### SUPPLIED DATA
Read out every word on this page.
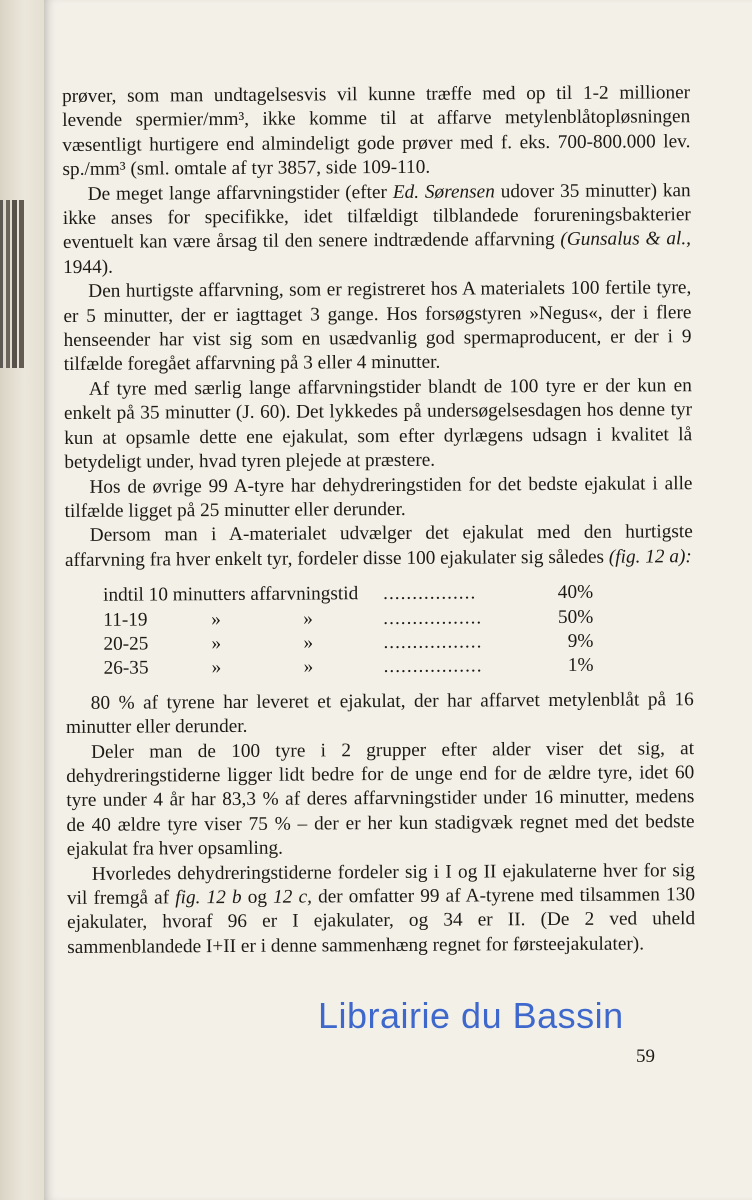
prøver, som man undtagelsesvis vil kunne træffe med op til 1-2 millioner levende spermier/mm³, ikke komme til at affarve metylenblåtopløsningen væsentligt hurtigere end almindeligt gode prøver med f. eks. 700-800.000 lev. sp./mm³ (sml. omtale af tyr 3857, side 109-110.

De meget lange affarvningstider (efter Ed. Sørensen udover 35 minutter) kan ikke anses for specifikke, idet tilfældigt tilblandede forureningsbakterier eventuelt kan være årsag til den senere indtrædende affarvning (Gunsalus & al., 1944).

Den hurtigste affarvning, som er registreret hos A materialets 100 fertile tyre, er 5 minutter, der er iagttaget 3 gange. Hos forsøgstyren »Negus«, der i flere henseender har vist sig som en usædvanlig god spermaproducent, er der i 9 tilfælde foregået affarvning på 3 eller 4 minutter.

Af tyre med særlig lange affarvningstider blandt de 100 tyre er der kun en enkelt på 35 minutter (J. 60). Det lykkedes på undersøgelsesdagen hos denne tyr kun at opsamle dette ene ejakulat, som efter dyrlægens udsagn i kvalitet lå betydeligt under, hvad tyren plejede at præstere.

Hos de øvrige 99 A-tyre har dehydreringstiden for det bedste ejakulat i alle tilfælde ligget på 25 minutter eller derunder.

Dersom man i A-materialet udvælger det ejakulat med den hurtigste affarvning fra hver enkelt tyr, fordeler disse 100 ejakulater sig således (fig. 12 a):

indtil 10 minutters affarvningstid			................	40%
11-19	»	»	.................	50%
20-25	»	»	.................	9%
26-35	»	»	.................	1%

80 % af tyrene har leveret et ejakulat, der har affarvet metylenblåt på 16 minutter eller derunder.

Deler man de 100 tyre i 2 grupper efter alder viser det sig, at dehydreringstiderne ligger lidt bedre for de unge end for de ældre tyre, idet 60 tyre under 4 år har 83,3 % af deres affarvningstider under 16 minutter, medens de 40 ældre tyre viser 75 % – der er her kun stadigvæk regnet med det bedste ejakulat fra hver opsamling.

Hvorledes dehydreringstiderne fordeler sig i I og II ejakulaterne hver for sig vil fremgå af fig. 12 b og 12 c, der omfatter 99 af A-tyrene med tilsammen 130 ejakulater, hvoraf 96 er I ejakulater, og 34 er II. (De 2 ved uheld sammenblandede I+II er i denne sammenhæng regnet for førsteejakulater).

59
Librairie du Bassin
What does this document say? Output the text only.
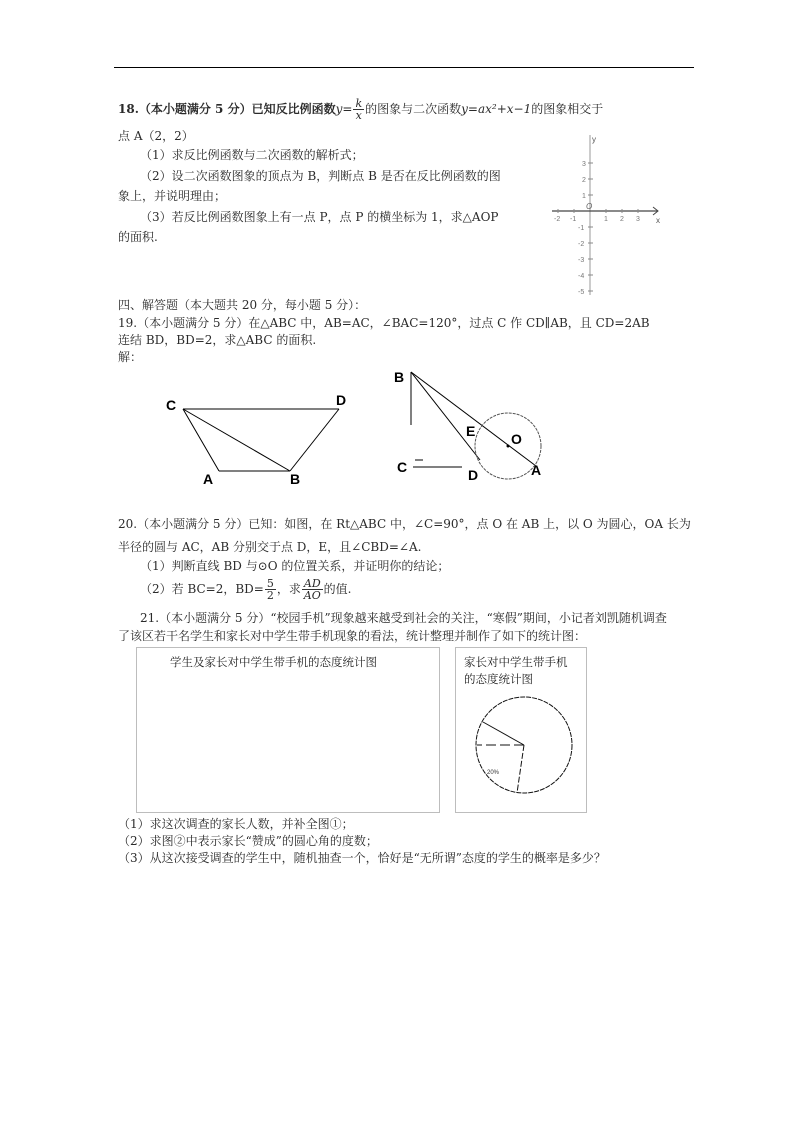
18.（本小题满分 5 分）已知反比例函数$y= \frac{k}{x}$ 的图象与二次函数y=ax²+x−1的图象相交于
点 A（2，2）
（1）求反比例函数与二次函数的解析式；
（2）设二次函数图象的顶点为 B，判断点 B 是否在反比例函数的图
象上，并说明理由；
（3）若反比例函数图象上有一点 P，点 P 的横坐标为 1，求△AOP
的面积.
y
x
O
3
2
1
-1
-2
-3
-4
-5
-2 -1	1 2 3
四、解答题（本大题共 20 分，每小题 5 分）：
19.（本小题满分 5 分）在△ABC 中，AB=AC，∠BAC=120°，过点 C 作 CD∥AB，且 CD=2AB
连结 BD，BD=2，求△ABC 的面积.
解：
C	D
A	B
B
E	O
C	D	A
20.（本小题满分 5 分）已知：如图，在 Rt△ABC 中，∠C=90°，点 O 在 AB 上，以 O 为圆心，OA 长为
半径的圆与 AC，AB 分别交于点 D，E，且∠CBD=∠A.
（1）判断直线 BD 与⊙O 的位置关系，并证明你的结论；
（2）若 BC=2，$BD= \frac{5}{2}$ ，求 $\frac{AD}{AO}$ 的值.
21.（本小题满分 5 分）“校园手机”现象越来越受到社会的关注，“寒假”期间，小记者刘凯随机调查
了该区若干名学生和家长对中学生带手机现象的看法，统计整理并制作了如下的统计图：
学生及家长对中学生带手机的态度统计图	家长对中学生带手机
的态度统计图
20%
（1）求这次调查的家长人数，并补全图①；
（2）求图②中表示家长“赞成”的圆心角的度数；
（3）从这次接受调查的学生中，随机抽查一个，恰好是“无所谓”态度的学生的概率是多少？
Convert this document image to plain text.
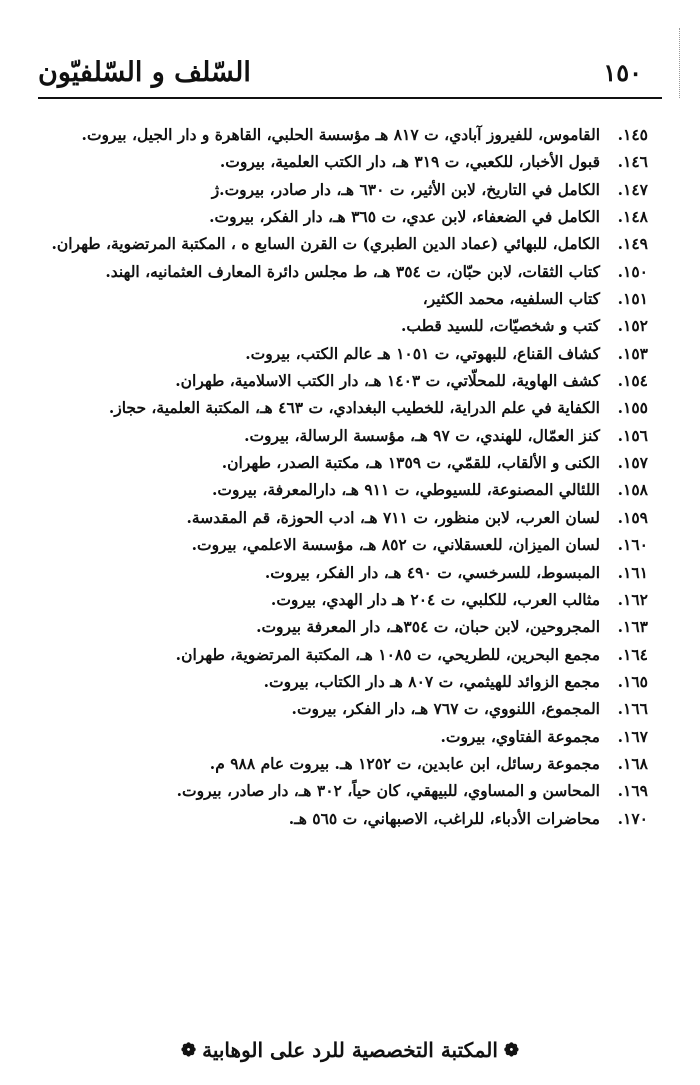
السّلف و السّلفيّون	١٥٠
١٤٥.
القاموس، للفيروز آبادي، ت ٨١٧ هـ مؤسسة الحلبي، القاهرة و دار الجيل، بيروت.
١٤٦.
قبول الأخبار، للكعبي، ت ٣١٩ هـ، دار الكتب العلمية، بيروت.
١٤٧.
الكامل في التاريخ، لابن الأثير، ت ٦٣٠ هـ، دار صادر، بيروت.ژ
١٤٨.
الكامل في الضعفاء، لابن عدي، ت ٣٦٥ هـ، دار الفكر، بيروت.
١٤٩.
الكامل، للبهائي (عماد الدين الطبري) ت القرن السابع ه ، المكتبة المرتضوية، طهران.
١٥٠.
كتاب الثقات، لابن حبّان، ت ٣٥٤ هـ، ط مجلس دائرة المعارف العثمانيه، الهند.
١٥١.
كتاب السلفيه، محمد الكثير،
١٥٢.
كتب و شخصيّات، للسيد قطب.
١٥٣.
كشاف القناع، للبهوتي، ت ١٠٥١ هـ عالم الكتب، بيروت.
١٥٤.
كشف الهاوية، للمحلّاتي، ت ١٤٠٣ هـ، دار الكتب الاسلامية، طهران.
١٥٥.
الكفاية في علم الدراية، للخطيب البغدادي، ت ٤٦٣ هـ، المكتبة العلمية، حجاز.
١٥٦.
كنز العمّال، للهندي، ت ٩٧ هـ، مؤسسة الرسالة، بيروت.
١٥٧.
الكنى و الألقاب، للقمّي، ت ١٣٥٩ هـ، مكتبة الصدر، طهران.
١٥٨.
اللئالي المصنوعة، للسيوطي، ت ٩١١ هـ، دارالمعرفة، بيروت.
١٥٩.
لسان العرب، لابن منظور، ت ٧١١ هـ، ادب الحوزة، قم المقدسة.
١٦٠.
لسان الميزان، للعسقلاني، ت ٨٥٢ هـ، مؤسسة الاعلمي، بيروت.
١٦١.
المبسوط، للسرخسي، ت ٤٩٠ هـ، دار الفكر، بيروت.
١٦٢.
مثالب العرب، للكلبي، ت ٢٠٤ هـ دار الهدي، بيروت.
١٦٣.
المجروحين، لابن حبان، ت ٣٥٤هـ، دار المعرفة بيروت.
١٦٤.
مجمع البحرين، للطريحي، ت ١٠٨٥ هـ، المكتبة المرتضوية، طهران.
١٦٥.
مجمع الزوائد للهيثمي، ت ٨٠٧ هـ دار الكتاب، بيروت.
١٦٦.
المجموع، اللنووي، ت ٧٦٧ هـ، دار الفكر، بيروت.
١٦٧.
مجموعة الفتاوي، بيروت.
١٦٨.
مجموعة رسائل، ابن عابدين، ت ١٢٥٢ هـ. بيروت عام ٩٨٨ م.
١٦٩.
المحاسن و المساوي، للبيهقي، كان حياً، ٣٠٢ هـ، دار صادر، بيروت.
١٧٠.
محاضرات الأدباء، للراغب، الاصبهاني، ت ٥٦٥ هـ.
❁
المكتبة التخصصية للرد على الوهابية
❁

### TASK DIRECTIONS
Leave the pictures out and print the records above exactly as they stand.

### EXERCISE OUTPUT
Read out every word on this page.
prøver, som man undtagelsesvis vil kunne træffe med op til 1-2 millioner levende spermier/mm³, ikke komme til at affarve metylenblåtopløsningen væsentligt hurtigere end almindeligt gode prøver med f. eks. 700-800.000 lev. sp./mm³ (sml. omtale af tyr 3857, side 109-110.

De meget lange affarvningstider (efter Ed. Sørensen udover 35 minutter) kan ikke anses for specifikke, idet tilfældigt tilblandede forureningsbakterier eventuelt kan være årsag til den senere indtrædende affarvning (Gunsalus & al., 1944).

Den hurtigste affarvning, som er registreret hos A materialets 100 fertile tyre, er 5 minutter, der er iagttaget 3 gange. Hos forsøgstyren »Negus«, der i flere henseender har vist sig som en usædvanlig god spermaproducent, er der i 9 tilfælde foregået affarvning på 3 eller 4 minutter.

Af tyre med særlig lange affarvningstider blandt de 100 tyre er der kun en enkelt på 35 minutter (J. 60). Det lykkedes på undersøgelsesdagen hos denne tyr kun at opsamle dette ene ejakulat, som efter dyrlægens udsagn i kvalitet lå betydeligt under, hvad tyren plejede at præstere.

Hos de øvrige 99 A-tyre har dehydreringstiden for det bedste ejakulat i alle tilfælde ligget på 25 minutter eller derunder.

Dersom man i A-materialet udvælger det ejakulat med den hurtigste affarvning fra hver enkelt tyr, fordeler disse 100 ejakulater sig således (fig. 12 a):

indtil 10 minutters affarvningstid			................	40%
11-19	»	»	.................	50%
20-25	»	»	.................	9%
26-35	»	»	.................	1%

80 % af tyrene har leveret et ejakulat, der har affarvet metylenblåt på 16 minutter eller derunder.

Deler man de 100 tyre i 2 grupper efter alder viser det sig, at dehydreringstiderne ligger lidt bedre for de unge end for de ældre tyre, idet 60 tyre under 4 år har 83,3 % af deres affarvningstider under 16 minutter, medens de 40 ældre tyre viser 75 % – der er her kun stadigvæk regnet med det bedste ejakulat fra hver opsamling.

Hvorledes dehydreringstiderne fordeler sig i I og II ejakulaterne hver for sig vil fremgå af fig. 12 b og 12 c, der omfatter 99 af A-tyrene med tilsammen 130 ejakulater, hvoraf 96 er I ejakulater, og 34 er II. (De 2 ved uheld sammenblandede I+II er i denne sammenhæng regnet for førsteejakulater).

59
Librairie du Bassin
What does this document say? Output the text only.
18.（本小题满分 5 分）已知反比例函数$y= \frac{k}{x}$ 的图象与二次函数y=ax²+x−1的图象相交于
点 A（2，2）
（1）求反比例函数与二次函数的解析式；
（2）设二次函数图象的顶点为 B，判断点 B 是否在反比例函数的图
象上，并说明理由；
（3）若反比例函数图象上有一点 P，点 P 的横坐标为 1，求△AOP
的面积.
y
x
O
3
2
1
-1
-2
-3
-4
-5
-2 -1	1 2 3
四、解答题（本大题共 20 分，每小题 5 分）：
19.（本小题满分 5 分）在△ABC 中，AB=AC，∠BAC=120°，过点 C 作 CD∥AB，且 CD=2AB
连结 BD，BD=2，求△ABC 的面积.
解：
C	D
A	B
B
E	O
C	D	A
20.（本小题满分 5 分）已知：如图，在 Rt△ABC 中，∠C=90°，点 O 在 AB 上，以 O 为圆心，OA 长为
半径的圆与 AC，AB 分别交于点 D，E，且∠CBD=∠A.
（1）判断直线 BD 与⊙O 的位置关系，并证明你的结论；
（2）若 BC=2，$BD= \frac{5}{2}$ ，求 $\frac{AD}{AO}$ 的值.
21.（本小题满分 5 分）“校园手机”现象越来越受到社会的关注，“寒假”期间，小记者刘凯随机调查
了该区若干名学生和家长对中学生带手机现象的看法，统计整理并制作了如下的统计图：
学生及家长对中学生带手机的态度统计图	家长对中学生带手机
的态度统计图
20%
（1）求这次调查的家长人数，并补全图①；
（2）求图②中表示家长“赞成”的圆心角的度数；
（3）从这次接受调查的学生中，随机抽查一个，恰好是“无所谓”态度的学生的概率是多少？
Convert this document image to plain text.
السّلف و السّلفيّون	١٥٠
١٤٥.
القاموس، للفيروز آبادي، ت ٨١٧ هـ مؤسسة الحلبي، القاهرة و دار الجيل، بيروت.
١٤٦.
قبول الأخبار، للكعبي، ت ٣١٩ هـ، دار الكتب العلمية، بيروت.
١٤٧.
الكامل في التاريخ، لابن الأثير، ت ٦٣٠ هـ، دار صادر، بيروت.ژ
١٤٨.
الكامل في الضعفاء، لابن عدي، ت ٣٦٥ هـ، دار الفكر، بيروت.
١٤٩.
الكامل، للبهائي (عماد الدين الطبري) ت القرن السابع ه ، المكتبة المرتضوية، طهران.
١٥٠.
كتاب الثقات، لابن حبّان، ت ٣٥٤ هـ، ط مجلس دائرة المعارف العثمانيه، الهند.
١٥١.
كتاب السلفيه، محمد الكثير،
١٥٢.
كتب و شخصيّات، للسيد قطب.
١٥٣.
كشاف القناع، للبهوتي، ت ١٠٥١ هـ عالم الكتب، بيروت.
١٥٤.
كشف الهاوية، للمحلّاتي، ت ١٤٠٣ هـ، دار الكتب الاسلامية، طهران.
١٥٥.
الكفاية في علم الدراية، للخطيب البغدادي، ت ٤٦٣ هـ، المكتبة العلمية، حجاز.
١٥٦.
كنز العمّال، للهندي، ت ٩٧ هـ، مؤسسة الرسالة، بيروت.
١٥٧.
الكنى و الألقاب، للقمّي، ت ١٣٥٩ هـ، مكتبة الصدر، طهران.
١٥٨.
اللئالي المصنوعة، للسيوطي، ت ٩١١ هـ، دارالمعرفة، بيروت.
١٥٩.
لسان العرب، لابن منظور، ت ٧١١ هـ، ادب الحوزة، قم المقدسة.
١٦٠.
لسان الميزان، للعسقلاني، ت ٨٥٢ هـ، مؤسسة الاعلمي، بيروت.
١٦١.
المبسوط، للسرخسي، ت ٤٩٠ هـ، دار الفكر، بيروت.
١٦٢.
مثالب العرب، للكلبي، ت ٢٠٤ هـ دار الهدي، بيروت.
١٦٣.
المجروحين، لابن حبان، ت ٣٥٤هـ، دار المعرفة بيروت.
١٦٤.
مجمع البحرين، للطريحي، ت ١٠٨٥ هـ، المكتبة المرتضوية، طهران.
١٦٥.
مجمع الزوائد للهيثمي، ت ٨٠٧ هـ دار الكتاب، بيروت.
١٦٦.
المجموع، اللنووي، ت ٧٦٧ هـ، دار الفكر، بيروت.
١٦٧.
مجموعة الفتاوي، بيروت.
١٦٨.
مجموعة رسائل، ابن عابدين، ت ١٢٥٢ هـ. بيروت عام ٩٨٨ م.
١٦٩.
المحاسن و المساوي، للبيهقي، كان حياً، ٣٠٢ هـ، دار صادر، بيروت.
١٧٠.
محاضرات الأدباء، للراغب، الاصبهاني، ت ٥٦٥ هـ.
❁
المكتبة التخصصية للرد على الوهابية
❁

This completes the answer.